INSTRUCTIONS FOR THE TASK: Spot each line in the records below where the word "zbiór" occurs, then copy it.
— START LISTING —
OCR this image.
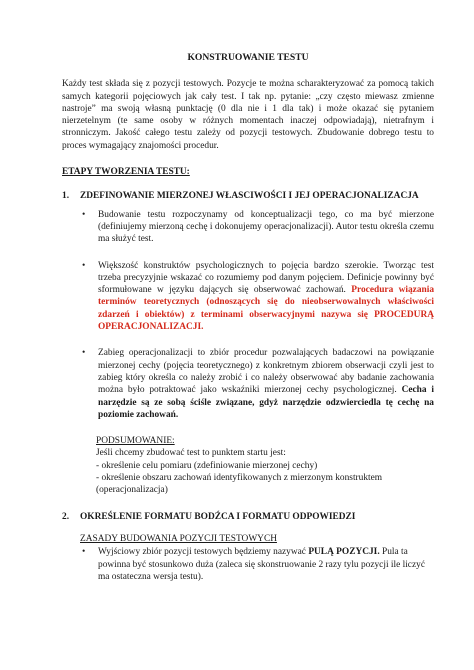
KONSTRUOWANIE TESTU

Każdy test składa się z pozycji testowych. Pozycje te można scharakteryzować za pomocą takich samych kategorii pojęciowych jak cały test. I tak np. pytanie: „czy często miewasz zmienne nastroje” ma swoją własną punktację (0 dla nie i 1 dla tak) i może okazać się pytaniem nierzetelnym (te same osoby w różnych momentach inaczej odpowiadają), nietrafnym i stronniczym. Jakość całego testu zależy od pozycji testowych. Zbudowanie dobrego testu to proces wymagający znajomości procedur.

ETAPY TWORZENIA TESTU:

1.	ZDEFINOWANIE MIERZONEJ WŁASCIWOŚCI I JEJ OPERACJONALIZACJA
•	Budowanie testu rozpoczynamy od konceptualizacji tego, co ma być mierzone (definiujemy mierzoną cechę i dokonujemy operacjonalizacji). Autor testu określa czemu ma służyć test.

•	Większość konstruktów psychologicznych to pojęcia bardzo szerokie. Tworząc test trzeba precyzyjnie wskazać co rozumiemy pod danym pojęciem. Definicje powinny być sformułowane w języku dających się obserwować zachowań. Procedura wiązania terminów teoretycznych (odnoszących się do nieobserwowalnych właściwości zdarzeń i obiektów) z terminami obserwacyjnymi nazywa się PROCEDURĄ OPERACJONALIZACJI.

•	Zabieg operacjonalizacji to zbiór procedur pozwalających badaczowi na powiązanie mierzonej cechy (pojęcia teoretycznego) z konkretnym zbiorem obserwacji czyli jest to zabieg który określa co należy zrobić i co należy obserwować aby badanie zachowania można było potraktować jako wskaźniki mierzonej cechy psychologicznej. Cecha i narzędzie są ze sobą ściśle związane, gdyż narzędzie odzwierciedla tę cechę na poziomie zachowań.

PODSUMOWANIE:

Jeśli chcemy zbudować test to punktem startu jest:

- określenie celu pomiaru (zdefiniowanie mierzonej cechy)

- określenie obszaru zachowań identyfikowanych z mierzonym konstruktem (operacjonalizacja)

2.	OKREŚLENIE FORMATU BODŹCA I FORMATU ODPOWIEDZI

ZASADY BUDOWANIA POZYCJI TESTOWYCH

•	Wyjściowy zbiór pozycji testowych będziemy nazywać PULĄ POZYCJI. Pula ta powinna być stosunkowo duża (zaleca się skonstruowanie 2 razy tylu pozycji ile liczyć ma ostateczna wersja testu).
— END LISTING —
SOLVED EXERCISE:
•	Zabieg operacjonalizacji to zbiór procedur pozwalających badaczowi na powiązanie mierzonej cechy (pojęcia teoretycznego) z konkretnym zbiorem obserwacji czyli jest to zabieg który określa co należy zrobić i co należy obserwować aby badanie zachowania można było potraktować jako wskaźniki mierzonej cechy psychologicznej. Cecha i narzędzie są ze sobą ściśle związane, gdyż narzędzie odzwierciedla tę cechę na poziomie zachowań.
•	Wyjściowy zbiór pozycji testowych będziemy nazywać PULĄ POZYCJI. Pula ta powinna być stosunkowo duża (zaleca się skonstruowanie 2 razy tylu pozycji ile liczyć ma ostateczna wersja testu).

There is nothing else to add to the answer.